Supplied records:
======

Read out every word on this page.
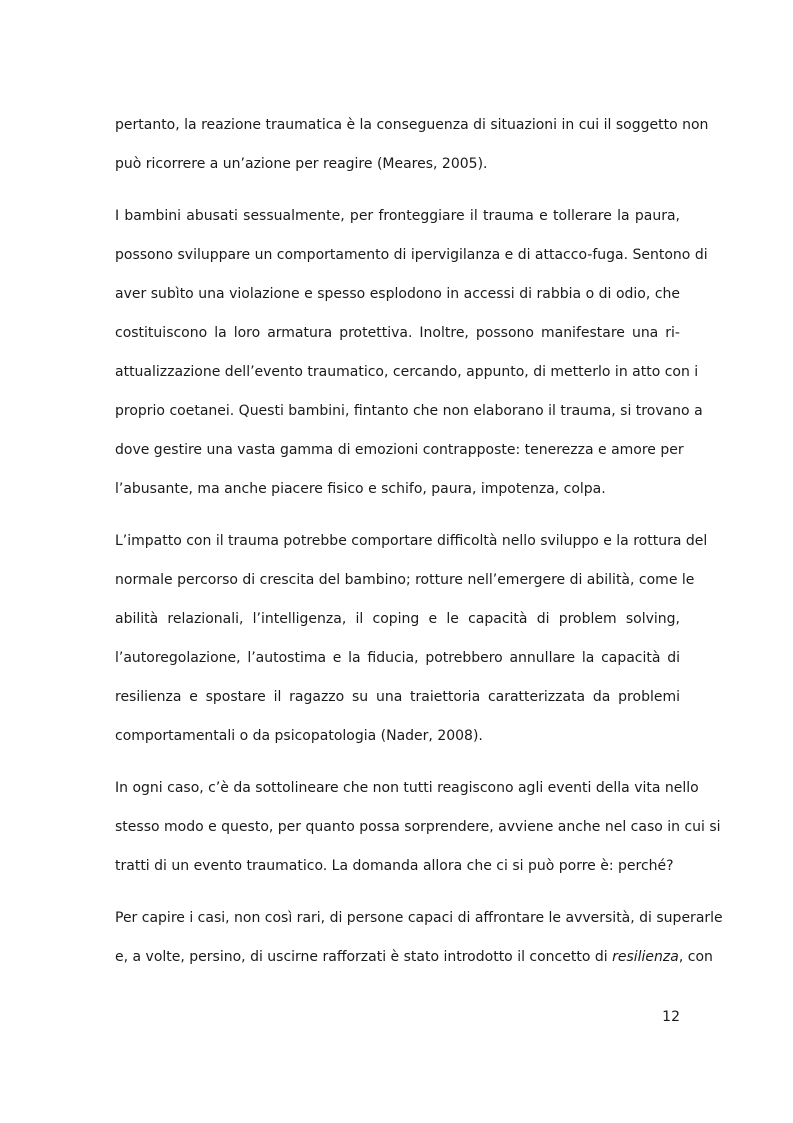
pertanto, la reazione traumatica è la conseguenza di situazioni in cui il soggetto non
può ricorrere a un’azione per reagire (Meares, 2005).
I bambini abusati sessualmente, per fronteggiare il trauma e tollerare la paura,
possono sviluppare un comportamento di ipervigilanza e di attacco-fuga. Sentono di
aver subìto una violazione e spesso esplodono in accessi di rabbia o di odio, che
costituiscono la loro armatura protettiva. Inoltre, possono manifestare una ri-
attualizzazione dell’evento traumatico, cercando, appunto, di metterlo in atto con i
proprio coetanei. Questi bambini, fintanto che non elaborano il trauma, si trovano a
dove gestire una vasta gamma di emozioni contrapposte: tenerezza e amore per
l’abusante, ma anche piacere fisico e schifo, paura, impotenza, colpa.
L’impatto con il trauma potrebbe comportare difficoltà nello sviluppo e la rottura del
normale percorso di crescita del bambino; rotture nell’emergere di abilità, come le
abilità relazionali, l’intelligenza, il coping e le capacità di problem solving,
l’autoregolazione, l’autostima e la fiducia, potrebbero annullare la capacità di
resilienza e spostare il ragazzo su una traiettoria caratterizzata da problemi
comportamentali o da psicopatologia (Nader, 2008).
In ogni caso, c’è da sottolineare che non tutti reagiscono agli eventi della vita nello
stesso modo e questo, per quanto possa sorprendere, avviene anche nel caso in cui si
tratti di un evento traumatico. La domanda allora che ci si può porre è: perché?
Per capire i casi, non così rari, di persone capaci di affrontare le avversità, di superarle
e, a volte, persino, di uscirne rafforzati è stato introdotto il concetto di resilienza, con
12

======

The problem: Every entry above should be duplicated exactly. Do not include the images.

Problem solution:
Read out every word on this page.
pertanto, la reazione traumatica è la conseguenza di situazioni in cui il soggetto non
può ricorrere a un’azione per reagire (Meares, 2005).
I bambini abusati sessualmente, per fronteggiare il trauma e tollerare la paura,
possono sviluppare un comportamento di ipervigilanza e di attacco-fuga. Sentono di
aver subìto una violazione e spesso esplodono in accessi di rabbia o di odio, che
costituiscono la loro armatura protettiva. Inoltre, possono manifestare una ri-
attualizzazione dell’evento traumatico, cercando, appunto, di metterlo in atto con i
proprio coetanei. Questi bambini, fintanto che non elaborano il trauma, si trovano a
dove gestire una vasta gamma di emozioni contrapposte: tenerezza e amore per
l’abusante, ma anche piacere fisico e schifo, paura, impotenza, colpa.
L’impatto con il trauma potrebbe comportare difficoltà nello sviluppo e la rottura del
normale percorso di crescita del bambino; rotture nell’emergere di abilità, come le
abilità relazionali, l’intelligenza, il coping e le capacità di problem solving,
l’autoregolazione, l’autostima e la fiducia, potrebbero annullare la capacità di
resilienza e spostare il ragazzo su una traiettoria caratterizzata da problemi
comportamentali o da psicopatologia (Nader, 2008).
In ogni caso, c’è da sottolineare che non tutti reagiscono agli eventi della vita nello
stesso modo e questo, per quanto possa sorprendere, avviene anche nel caso in cui si
tratti di un evento traumatico. La domanda allora che ci si può porre è: perché?
Per capire i casi, non così rari, di persone capaci di affrontare le avversità, di superarle
e, a volte, persino, di uscirne rafforzati è stato introdotto il concetto di resilienza, con
12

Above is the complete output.